Only lines with the string "RODRIGUEZ" matter here; gather them from the material below.

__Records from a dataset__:
+ + +

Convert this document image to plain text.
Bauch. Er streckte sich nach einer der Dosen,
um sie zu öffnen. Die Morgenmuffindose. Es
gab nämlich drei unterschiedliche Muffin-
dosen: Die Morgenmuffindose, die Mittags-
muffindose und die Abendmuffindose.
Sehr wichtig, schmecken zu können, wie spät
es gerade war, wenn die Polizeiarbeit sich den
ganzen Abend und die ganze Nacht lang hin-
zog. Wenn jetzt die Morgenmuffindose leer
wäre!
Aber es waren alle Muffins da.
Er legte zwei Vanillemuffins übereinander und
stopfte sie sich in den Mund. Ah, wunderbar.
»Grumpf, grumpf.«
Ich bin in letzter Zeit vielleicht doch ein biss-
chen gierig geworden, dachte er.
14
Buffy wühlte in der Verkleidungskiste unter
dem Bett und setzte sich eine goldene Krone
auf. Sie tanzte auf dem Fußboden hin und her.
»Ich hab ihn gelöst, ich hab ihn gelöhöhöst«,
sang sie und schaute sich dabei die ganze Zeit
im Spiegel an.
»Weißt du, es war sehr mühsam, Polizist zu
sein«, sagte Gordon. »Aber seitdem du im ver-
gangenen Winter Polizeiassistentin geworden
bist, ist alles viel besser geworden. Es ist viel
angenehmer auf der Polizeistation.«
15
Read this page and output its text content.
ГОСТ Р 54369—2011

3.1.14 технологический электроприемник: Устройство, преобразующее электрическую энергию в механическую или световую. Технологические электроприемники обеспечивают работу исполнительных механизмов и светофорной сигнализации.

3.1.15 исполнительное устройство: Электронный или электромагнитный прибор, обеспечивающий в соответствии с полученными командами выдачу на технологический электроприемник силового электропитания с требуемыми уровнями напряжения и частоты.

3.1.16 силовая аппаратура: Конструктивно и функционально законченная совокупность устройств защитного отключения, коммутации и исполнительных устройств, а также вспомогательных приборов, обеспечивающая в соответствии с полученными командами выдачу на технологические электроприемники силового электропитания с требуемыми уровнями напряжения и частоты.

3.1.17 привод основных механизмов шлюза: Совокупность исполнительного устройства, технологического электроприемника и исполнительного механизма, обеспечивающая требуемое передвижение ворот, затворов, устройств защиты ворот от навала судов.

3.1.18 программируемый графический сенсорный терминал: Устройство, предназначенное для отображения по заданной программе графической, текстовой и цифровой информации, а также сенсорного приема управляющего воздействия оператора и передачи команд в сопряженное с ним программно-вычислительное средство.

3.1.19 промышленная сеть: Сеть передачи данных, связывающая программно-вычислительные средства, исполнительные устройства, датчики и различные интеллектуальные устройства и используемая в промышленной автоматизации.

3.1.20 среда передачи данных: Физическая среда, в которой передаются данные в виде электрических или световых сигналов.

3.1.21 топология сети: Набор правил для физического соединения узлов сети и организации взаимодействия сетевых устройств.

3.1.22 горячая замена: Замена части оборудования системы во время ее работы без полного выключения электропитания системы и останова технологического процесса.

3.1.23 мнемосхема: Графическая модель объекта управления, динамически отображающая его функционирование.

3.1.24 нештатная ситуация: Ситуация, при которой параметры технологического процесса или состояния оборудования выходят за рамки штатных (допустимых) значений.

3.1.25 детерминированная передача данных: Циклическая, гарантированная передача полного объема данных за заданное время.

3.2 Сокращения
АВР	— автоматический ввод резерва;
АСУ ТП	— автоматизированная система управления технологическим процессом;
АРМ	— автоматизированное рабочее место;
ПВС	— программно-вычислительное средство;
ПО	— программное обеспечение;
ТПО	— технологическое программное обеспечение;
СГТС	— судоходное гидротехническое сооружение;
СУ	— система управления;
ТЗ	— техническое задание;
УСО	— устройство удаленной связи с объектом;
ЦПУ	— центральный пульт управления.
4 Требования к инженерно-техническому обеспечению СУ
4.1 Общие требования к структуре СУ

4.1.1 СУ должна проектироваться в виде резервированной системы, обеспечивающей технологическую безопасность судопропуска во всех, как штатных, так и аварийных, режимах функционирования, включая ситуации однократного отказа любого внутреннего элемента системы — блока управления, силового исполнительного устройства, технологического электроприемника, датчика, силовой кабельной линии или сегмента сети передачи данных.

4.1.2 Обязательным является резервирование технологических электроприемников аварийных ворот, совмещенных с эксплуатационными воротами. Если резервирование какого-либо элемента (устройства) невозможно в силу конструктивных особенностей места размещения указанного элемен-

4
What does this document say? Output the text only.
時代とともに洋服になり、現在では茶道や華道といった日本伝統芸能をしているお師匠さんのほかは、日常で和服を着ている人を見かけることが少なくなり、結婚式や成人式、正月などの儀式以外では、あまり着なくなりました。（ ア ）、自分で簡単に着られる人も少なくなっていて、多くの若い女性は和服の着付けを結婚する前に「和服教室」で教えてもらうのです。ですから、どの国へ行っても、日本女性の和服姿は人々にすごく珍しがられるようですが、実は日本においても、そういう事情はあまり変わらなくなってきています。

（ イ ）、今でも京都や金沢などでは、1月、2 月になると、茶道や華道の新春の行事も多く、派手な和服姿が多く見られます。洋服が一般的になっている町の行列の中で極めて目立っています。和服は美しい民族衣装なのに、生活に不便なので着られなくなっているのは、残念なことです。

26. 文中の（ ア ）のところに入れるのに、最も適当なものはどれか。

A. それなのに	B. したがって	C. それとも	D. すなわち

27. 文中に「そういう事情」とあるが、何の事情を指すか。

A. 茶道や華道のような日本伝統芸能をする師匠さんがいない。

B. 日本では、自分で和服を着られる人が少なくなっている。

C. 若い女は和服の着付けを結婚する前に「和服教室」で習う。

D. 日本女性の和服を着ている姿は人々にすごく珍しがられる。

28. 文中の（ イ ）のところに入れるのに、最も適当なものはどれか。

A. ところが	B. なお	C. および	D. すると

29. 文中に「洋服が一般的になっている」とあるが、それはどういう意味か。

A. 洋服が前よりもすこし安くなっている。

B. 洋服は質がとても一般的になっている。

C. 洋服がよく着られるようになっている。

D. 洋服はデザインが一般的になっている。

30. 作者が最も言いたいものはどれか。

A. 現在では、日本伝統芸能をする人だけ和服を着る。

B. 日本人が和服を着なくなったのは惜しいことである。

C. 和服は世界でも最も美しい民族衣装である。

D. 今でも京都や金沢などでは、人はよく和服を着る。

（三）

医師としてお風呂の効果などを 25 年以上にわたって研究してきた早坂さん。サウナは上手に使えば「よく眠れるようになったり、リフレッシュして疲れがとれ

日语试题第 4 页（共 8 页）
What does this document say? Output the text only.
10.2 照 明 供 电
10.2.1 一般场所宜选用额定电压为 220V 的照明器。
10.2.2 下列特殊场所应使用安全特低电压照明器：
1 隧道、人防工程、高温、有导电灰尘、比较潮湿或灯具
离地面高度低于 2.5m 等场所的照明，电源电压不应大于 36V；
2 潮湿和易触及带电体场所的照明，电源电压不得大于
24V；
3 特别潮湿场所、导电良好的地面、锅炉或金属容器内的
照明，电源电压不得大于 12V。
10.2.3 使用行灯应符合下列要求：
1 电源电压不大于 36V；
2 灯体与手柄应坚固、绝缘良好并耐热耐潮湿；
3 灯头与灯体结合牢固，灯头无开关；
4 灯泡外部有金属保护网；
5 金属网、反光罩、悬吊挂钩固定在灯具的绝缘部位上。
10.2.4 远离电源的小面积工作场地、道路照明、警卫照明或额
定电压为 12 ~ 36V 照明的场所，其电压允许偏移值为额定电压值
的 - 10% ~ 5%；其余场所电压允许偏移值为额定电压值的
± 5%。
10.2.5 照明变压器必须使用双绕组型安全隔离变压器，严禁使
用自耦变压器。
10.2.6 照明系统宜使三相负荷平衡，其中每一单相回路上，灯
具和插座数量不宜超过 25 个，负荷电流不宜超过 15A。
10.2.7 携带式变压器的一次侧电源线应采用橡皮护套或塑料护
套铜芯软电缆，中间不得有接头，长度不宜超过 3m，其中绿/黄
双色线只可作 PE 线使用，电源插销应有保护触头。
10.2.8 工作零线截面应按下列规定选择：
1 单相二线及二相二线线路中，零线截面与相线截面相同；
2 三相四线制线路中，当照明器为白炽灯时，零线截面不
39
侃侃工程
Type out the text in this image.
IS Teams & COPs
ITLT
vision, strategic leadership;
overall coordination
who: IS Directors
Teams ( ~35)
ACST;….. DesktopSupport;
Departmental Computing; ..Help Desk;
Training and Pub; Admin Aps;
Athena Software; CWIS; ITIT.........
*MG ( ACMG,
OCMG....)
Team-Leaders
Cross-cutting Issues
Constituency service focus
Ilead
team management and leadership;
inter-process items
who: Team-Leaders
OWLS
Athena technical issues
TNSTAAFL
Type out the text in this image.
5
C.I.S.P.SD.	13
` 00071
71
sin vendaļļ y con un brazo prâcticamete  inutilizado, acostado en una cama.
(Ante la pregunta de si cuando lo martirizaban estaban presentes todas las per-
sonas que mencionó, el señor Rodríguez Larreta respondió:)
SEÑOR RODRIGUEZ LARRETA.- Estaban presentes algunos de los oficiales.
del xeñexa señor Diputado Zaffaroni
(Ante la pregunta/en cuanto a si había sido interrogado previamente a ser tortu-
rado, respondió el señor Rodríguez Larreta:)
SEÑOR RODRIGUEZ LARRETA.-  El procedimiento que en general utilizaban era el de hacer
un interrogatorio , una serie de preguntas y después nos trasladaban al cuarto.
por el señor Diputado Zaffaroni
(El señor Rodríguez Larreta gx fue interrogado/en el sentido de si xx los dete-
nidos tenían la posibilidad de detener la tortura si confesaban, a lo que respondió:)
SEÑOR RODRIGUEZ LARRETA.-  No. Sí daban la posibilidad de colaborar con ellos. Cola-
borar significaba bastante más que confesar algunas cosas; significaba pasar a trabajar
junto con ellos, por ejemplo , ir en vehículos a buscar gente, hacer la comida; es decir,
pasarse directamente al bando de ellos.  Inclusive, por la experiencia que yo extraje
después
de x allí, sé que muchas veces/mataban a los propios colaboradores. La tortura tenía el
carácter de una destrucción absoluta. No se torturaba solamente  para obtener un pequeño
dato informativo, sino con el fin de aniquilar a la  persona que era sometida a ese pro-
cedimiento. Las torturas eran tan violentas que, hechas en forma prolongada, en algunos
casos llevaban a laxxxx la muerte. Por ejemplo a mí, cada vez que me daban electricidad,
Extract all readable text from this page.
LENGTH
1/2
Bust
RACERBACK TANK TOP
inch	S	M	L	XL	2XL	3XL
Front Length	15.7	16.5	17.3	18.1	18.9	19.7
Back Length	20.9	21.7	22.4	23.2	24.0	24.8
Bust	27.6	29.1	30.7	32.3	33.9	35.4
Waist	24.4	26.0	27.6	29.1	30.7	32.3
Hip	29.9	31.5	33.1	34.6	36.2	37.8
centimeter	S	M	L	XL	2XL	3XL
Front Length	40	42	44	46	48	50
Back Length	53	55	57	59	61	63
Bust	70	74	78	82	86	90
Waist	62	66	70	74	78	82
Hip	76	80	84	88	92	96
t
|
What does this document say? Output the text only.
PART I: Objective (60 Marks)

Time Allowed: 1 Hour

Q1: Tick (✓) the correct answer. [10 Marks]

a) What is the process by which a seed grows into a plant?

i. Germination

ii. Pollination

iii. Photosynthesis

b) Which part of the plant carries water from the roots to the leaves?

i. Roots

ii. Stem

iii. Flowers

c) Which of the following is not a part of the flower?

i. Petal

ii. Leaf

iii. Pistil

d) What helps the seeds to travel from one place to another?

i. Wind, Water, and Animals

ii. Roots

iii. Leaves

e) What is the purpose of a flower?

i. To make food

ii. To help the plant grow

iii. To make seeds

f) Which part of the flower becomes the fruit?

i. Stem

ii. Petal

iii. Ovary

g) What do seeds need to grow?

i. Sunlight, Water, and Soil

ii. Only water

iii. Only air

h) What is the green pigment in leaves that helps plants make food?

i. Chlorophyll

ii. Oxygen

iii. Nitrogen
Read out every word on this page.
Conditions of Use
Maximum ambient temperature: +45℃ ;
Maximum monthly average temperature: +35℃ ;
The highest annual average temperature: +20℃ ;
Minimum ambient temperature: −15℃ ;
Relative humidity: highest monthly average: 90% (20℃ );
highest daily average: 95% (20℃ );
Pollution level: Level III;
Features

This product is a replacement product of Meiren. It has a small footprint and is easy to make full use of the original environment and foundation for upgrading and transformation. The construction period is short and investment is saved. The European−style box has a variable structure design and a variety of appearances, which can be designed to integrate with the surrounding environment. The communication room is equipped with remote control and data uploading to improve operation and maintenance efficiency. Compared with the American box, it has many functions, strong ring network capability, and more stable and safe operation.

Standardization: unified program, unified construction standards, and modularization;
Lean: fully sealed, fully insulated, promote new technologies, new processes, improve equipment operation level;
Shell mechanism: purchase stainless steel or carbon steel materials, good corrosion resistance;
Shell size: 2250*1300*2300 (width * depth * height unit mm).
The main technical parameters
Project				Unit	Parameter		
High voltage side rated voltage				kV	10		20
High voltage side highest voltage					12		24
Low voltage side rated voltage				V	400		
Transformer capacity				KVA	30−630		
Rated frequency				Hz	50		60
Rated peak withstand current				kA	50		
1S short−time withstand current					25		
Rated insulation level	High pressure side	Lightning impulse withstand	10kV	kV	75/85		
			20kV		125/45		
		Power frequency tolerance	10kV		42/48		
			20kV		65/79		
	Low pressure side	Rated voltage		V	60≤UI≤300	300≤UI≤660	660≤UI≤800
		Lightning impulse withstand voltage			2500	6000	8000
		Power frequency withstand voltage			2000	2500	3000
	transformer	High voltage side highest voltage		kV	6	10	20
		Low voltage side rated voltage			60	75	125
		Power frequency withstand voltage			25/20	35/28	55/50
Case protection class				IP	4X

+ + +

__SOLUTION FOR THIS TASK__:
SEÑOR RODRIGUEZ LARRETA.- Estaban presentes algunos de los oficiales.
SEÑOR RODRIGUEZ LARRETA.-  El procedimiento que en general utilizaban era el de hacer
SEÑOR RODRIGUEZ LARRETA.-  No. Sí daban la posibilidad de colaborar con ellos. Cola-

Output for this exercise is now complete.